EXERCISE GOAL - Reproduce each line exactly, including spacing and punctuation.

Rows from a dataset
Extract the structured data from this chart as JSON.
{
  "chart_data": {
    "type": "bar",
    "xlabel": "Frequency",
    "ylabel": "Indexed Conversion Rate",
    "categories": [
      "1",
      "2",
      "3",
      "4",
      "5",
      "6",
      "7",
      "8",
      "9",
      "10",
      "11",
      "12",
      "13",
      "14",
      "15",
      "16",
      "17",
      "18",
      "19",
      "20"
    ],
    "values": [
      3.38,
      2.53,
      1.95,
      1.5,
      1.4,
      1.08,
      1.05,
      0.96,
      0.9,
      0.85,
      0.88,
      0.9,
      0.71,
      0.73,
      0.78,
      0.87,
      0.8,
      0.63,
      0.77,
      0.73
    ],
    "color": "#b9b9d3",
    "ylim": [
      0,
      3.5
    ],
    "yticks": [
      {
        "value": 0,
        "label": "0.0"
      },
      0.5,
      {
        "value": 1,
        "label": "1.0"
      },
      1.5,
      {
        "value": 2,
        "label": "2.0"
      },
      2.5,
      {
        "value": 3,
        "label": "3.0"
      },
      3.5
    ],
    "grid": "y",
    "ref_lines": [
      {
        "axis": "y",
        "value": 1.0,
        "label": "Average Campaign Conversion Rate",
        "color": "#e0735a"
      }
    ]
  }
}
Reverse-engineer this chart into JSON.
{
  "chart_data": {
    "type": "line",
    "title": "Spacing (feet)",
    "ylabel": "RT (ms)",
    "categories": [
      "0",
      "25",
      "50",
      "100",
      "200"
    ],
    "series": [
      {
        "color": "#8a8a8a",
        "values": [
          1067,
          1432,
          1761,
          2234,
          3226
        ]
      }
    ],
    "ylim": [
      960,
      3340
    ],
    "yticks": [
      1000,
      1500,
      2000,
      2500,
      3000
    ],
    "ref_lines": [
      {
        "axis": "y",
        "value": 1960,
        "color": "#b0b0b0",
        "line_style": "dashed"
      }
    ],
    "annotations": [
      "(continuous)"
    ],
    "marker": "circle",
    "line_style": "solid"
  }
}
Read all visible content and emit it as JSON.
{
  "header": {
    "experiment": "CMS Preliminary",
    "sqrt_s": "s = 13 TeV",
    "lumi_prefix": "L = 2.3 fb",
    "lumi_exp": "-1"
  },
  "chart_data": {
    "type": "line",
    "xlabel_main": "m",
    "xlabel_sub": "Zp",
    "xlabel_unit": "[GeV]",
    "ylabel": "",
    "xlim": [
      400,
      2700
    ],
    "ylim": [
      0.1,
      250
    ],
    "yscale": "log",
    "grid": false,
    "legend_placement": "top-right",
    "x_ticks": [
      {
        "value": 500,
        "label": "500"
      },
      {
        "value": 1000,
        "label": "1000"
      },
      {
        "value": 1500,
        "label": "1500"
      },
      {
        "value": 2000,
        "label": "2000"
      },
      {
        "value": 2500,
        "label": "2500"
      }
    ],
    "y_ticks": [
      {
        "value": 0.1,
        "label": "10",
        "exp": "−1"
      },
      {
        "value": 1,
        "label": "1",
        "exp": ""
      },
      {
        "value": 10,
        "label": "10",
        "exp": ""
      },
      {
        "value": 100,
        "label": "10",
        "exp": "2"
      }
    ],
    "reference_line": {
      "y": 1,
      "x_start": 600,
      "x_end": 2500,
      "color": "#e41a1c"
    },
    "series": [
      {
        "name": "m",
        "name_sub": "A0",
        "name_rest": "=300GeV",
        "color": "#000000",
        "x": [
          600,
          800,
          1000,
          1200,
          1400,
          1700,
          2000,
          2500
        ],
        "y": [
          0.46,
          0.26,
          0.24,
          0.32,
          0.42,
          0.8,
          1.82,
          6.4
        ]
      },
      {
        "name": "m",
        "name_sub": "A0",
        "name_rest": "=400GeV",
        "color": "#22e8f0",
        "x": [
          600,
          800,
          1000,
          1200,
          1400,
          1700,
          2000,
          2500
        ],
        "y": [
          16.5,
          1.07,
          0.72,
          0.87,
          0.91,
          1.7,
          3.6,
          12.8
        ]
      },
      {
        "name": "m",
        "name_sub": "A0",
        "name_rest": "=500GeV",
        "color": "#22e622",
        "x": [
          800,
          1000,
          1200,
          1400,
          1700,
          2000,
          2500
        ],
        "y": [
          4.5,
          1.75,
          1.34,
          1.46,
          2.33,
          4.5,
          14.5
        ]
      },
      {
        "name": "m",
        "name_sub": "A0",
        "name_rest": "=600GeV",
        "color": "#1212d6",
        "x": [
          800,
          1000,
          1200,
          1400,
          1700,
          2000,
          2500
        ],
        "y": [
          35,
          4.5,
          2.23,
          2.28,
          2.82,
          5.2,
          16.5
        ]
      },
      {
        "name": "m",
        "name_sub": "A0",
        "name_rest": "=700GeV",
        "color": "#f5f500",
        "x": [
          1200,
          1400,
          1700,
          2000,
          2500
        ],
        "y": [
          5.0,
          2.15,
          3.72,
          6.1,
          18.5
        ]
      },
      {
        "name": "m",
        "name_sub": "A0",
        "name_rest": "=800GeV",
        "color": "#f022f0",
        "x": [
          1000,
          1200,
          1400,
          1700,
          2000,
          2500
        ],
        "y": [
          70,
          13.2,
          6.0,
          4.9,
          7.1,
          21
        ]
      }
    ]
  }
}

OUTPUT -
Extract the structured data from this chart as JSON.
{
  "chart_data": {
    "type": "bar",
    "xlabel": "Frequency",
    "ylabel": "Indexed Conversion Rate",
    "categories": [
      "1",
      "2",
      "3",
      "4",
      "5",
      "6",
      "7",
      "8",
      "9",
      "10",
      "11",
      "12",
      "13",
      "14",
      "15",
      "16",
      "17",
      "18",
      "19",
      "20"
    ],
    "values": [
      3.38,
      2.53,
      1.95,
      1.5,
      1.4,
      1.08,
      1.05,
      0.96,
      0.9,
      0.85,
      0.88,
      0.9,
      0.71,
      0.73,
      0.78,
      0.87,
      0.8,
      0.63,
      0.77,
      0.73
    ],
    "color": "#b9b9d3",
    "ylim": [
      0,
      3.5
    ],
    "yticks": [
      {
        "value": 0,
        "label": "0.0"
      },
      0.5,
      {
        "value": 1,
        "label": "1.0"
      },
      1.5,
      {
        "value": 2,
        "label": "2.0"
      },
      2.5,
      {
        "value": 3,
        "label": "3.0"
      },
      3.5
    ],
    "grid": "y",
    "ref_lines": [
      {
        "axis": "y",
        "value": 1.0,
        "label": "Average Campaign Conversion Rate",
        "color": "#e0735a"
      }
    ]
  }
}
Reverse-engineer this chart into JSON.
{
  "chart_data": {
    "type": "line",
    "title": "Spacing (feet)",
    "ylabel": "RT (ms)",
    "categories": [
      "0",
      "25",
      "50",
      "100",
      "200"
    ],
    "series": [
      {
        "color": "#8a8a8a",
        "values": [
          1067,
          1432,
          1761,
          2234,
          3226
        ]
      }
    ],
    "ylim": [
      960,
      3340
    ],
    "yticks": [
      1000,
      1500,
      2000,
      2500,
      3000
    ],
    "ref_lines": [
      {
        "axis": "y",
        "value": 1960,
        "color": "#b0b0b0",
        "line_style": "dashed"
      }
    ],
    "annotations": [
      "(continuous)"
    ],
    "marker": "circle",
    "line_style": "solid"
  }
}
Read all visible content and emit it as JSON.
{
  "header": {
    "experiment": "CMS Preliminary",
    "sqrt_s": "s = 13 TeV",
    "lumi_prefix": "L = 2.3 fb",
    "lumi_exp": "-1"
  },
  "chart_data": {
    "type": "line",
    "xlabel_main": "m",
    "xlabel_sub": "Zp",
    "xlabel_unit": "[GeV]",
    "ylabel": "",
    "xlim": [
      400,
      2700
    ],
    "ylim": [
      0.1,
      250
    ],
    "yscale": "log",
    "grid": false,
    "legend_placement": "top-right",
    "x_ticks": [
      {
        "value": 500,
        "label": "500"
      },
      {
        "value": 1000,
        "label": "1000"
      },
      {
        "value": 1500,
        "label": "1500"
      },
      {
        "value": 2000,
        "label": "2000"
      },
      {
        "value": 2500,
        "label": "2500"
      }
    ],
    "y_ticks": [
      {
        "value": 0.1,
        "label": "10",
        "exp": "−1"
      },
      {
        "value": 1,
        "label": "1",
        "exp": ""
      },
      {
        "value": 10,
        "label": "10",
        "exp": ""
      },
      {
        "value": 100,
        "label": "10",
        "exp": "2"
      }
    ],
    "reference_line": {
      "y": 1,
      "x_start": 600,
      "x_end": 2500,
      "color": "#e41a1c"
    },
    "series": [
      {
        "name": "m",
        "name_sub": "A0",
        "name_rest": "=300GeV",
        "color": "#000000",
        "x": [
          600,
          800,
          1000,
          1200,
          1400,
          1700,
          2000,
          2500
        ],
        "y": [
          0.46,
          0.26,
          0.24,
          0.32,
          0.42,
          0.8,
          1.82,
          6.4
        ]
      },
      {
        "name": "m",
        "name_sub": "A0",
        "name_rest": "=400GeV",
        "color": "#22e8f0",
        "x": [
          600,
          800,
          1000,
          1200,
          1400,
          1700,
          2000,
          2500
        ],
        "y": [
          16.5,
          1.07,
          0.72,
          0.87,
          0.91,
          1.7,
          3.6,
          12.8
        ]
      },
      {
        "name": "m",
        "name_sub": "A0",
        "name_rest": "=500GeV",
        "color": "#22e622",
        "x": [
          800,
          1000,
          1200,
          1400,
          1700,
          2000,
          2500
        ],
        "y": [
          4.5,
          1.75,
          1.34,
          1.46,
          2.33,
          4.5,
          14.5
        ]
      },
      {
        "name": "m",
        "name_sub": "A0",
        "name_rest": "=600GeV",
        "color": "#1212d6",
        "x": [
          800,
          1000,
          1200,
          1400,
          1700,
          2000,
          2500
        ],
        "y": [
          35,
          4.5,
          2.23,
          2.28,
          2.82,
          5.2,
          16.5
        ]
      },
      {
        "name": "m",
        "name_sub": "A0",
        "name_rest": "=700GeV",
        "color": "#f5f500",
        "x": [
          1200,
          1400,
          1700,
          2000,
          2500
        ],
        "y": [
          5.0,
          2.15,
          3.72,
          6.1,
          18.5
        ]
      },
      {
        "name": "m",
        "name_sub": "A0",
        "name_rest": "=800GeV",
        "color": "#f022f0",
        "x": [
          1000,
          1200,
          1400,
          1700,
          2000,
          2500
        ],
        "y": [
          70,
          13.2,
          6.0,
          4.9,
          7.1,
          21
        ]
      }
    ]
  }
}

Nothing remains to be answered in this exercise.